> _TASK TO CARRY OUT_: From the listing below, extract each entry exactly as written, minus the images.
######
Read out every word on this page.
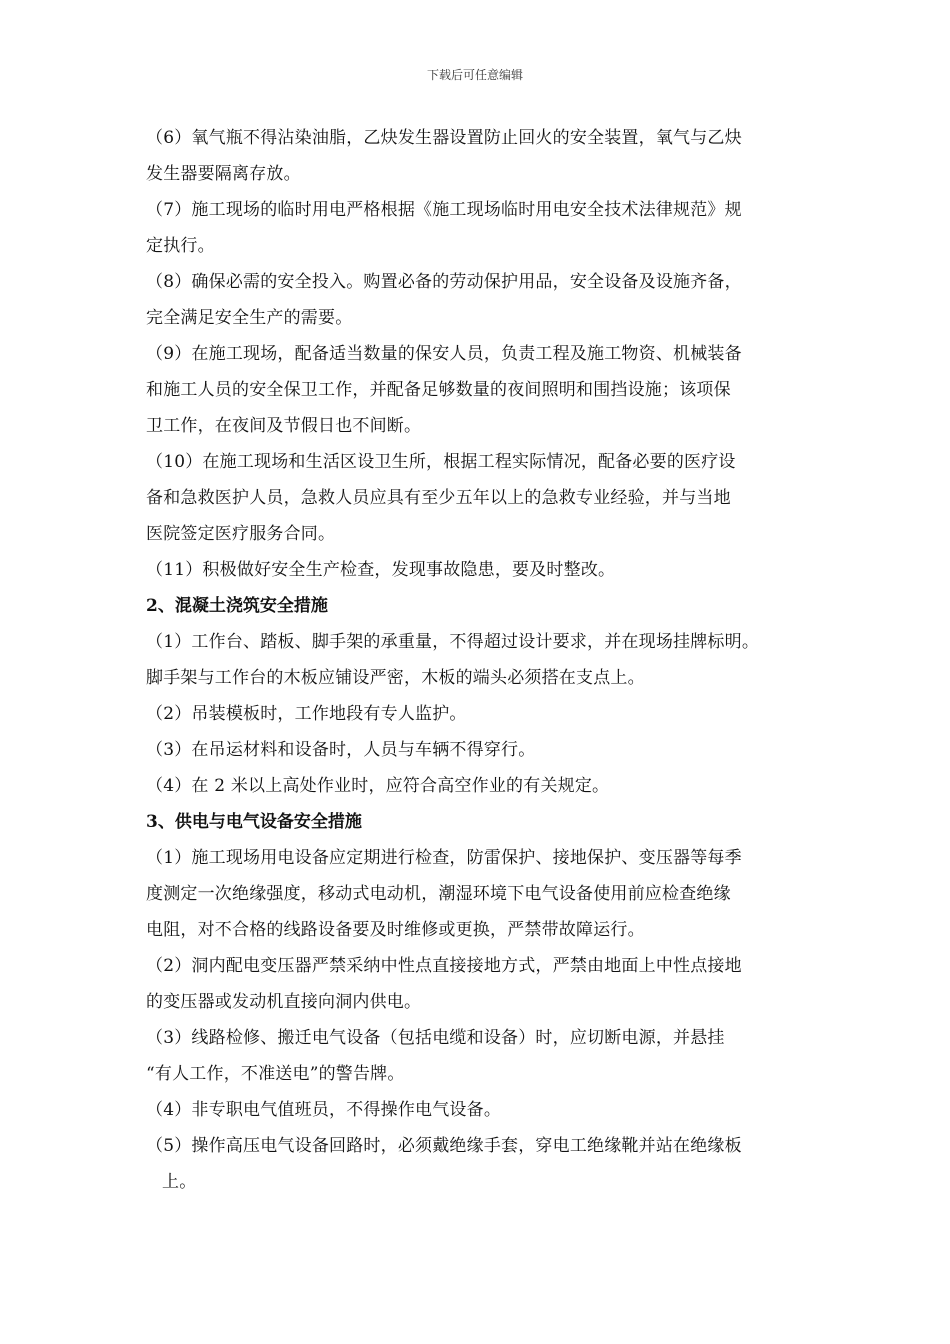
下载后可任意编辑
（6）氧气瓶不得沾染油脂，乙炔发生器设置防止回火的安全装置，氧气与乙炔
发生器要隔离存放。
（7）施工现场的临时用电严格根据《施工现场临时用电安全技术法律规范》规
定执行。
（8）确保必需的安全投入。购置必备的劳动保护用品，安全设备及设施齐备，
完全满足安全生产的需要。
（9）在施工现场，配备适当数量的保安人员，负责工程及施工物资、机械装备
和施工人员的安全保卫工作，并配备足够数量的夜间照明和围挡设施；该项保
卫工作，在夜间及节假日也不间断。
（10）在施工现场和生活区设卫生所，根据工程实际情况，配备必要的医疗设
备和急救医护人员，急救人员应具有至少五年以上的急救专业经验，并与当地
医院签定医疗服务合同。
（11）积极做好安全生产检查，发现事故隐患，要及时整改。
2、混凝土浇筑安全措施
（1）工作台、踏板、脚手架的承重量，不得超过设计要求，并在现场挂牌标明。
脚手架与工作台的木板应铺设严密，木板的端头必须搭在支点上。
（2）吊装模板时，工作地段有专人监护。
（3）在吊运材料和设备时，人员与车辆不得穿行。
（4）在 2 米以上高处作业时，应符合高空作业的有关规定。
3、供电与电气设备安全措施
（1）施工现场用电设备应定期进行检查，防雷保护、接地保护、变压器等每季
度测定一次绝缘强度，移动式电动机，潮湿环境下电气设备使用前应检查绝缘
电阻，对不合格的线路设备要及时维修或更换，严禁带故障运行。
（2）洞内配电变压器严禁采纳中性点直接接地方式，严禁由地面上中性点接地
的变压器或发动机直接向洞内供电。
（3）线路检修、搬迁电气设备（包括电缆和设备）时，应切断电源，并悬挂
“有人工作，不准送电”的警告牌。
（4）非专职电气值班员，不得操作电气设备。
（5）操作高压电气设备回路时，必须戴绝缘手套，穿电工绝缘靴并站在绝缘板
上。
######
> _COMPLETE RESPONSE_:
Read out every word on this page.
下载后可任意编辑
（6）氧气瓶不得沾染油脂，乙炔发生器设置防止回火的安全装置，氧气与乙炔
发生器要隔离存放。
（7）施工现场的临时用电严格根据《施工现场临时用电安全技术法律规范》规
定执行。
（8）确保必需的安全投入。购置必备的劳动保护用品，安全设备及设施齐备，
完全满足安全生产的需要。
（9）在施工现场，配备适当数量的保安人员，负责工程及施工物资、机械装备
和施工人员的安全保卫工作，并配备足够数量的夜间照明和围挡设施；该项保
卫工作，在夜间及节假日也不间断。
（10）在施工现场和生活区设卫生所，根据工程实际情况，配备必要的医疗设
备和急救医护人员，急救人员应具有至少五年以上的急救专业经验，并与当地
医院签定医疗服务合同。
（11）积极做好安全生产检查，发现事故隐患，要及时整改。
2、混凝土浇筑安全措施
（1）工作台、踏板、脚手架的承重量，不得超过设计要求，并在现场挂牌标明。
脚手架与工作台的木板应铺设严密，木板的端头必须搭在支点上。
（2）吊装模板时，工作地段有专人监护。
（3）在吊运材料和设备时，人员与车辆不得穿行。
（4）在 2 米以上高处作业时，应符合高空作业的有关规定。
3、供电与电气设备安全措施
（1）施工现场用电设备应定期进行检查，防雷保护、接地保护、变压器等每季
度测定一次绝缘强度，移动式电动机，潮湿环境下电气设备使用前应检查绝缘
电阻，对不合格的线路设备要及时维修或更换，严禁带故障运行。
（2）洞内配电变压器严禁采纳中性点直接接地方式，严禁由地面上中性点接地
的变压器或发动机直接向洞内供电。
（3）线路检修、搬迁电气设备（包括电缆和设备）时，应切断电源，并悬挂
“有人工作，不准送电”的警告牌。
（4）非专职电气值班员，不得操作电气设备。
（5）操作高压电气设备回路时，必须戴绝缘手套，穿电工绝缘靴并站在绝缘板
上。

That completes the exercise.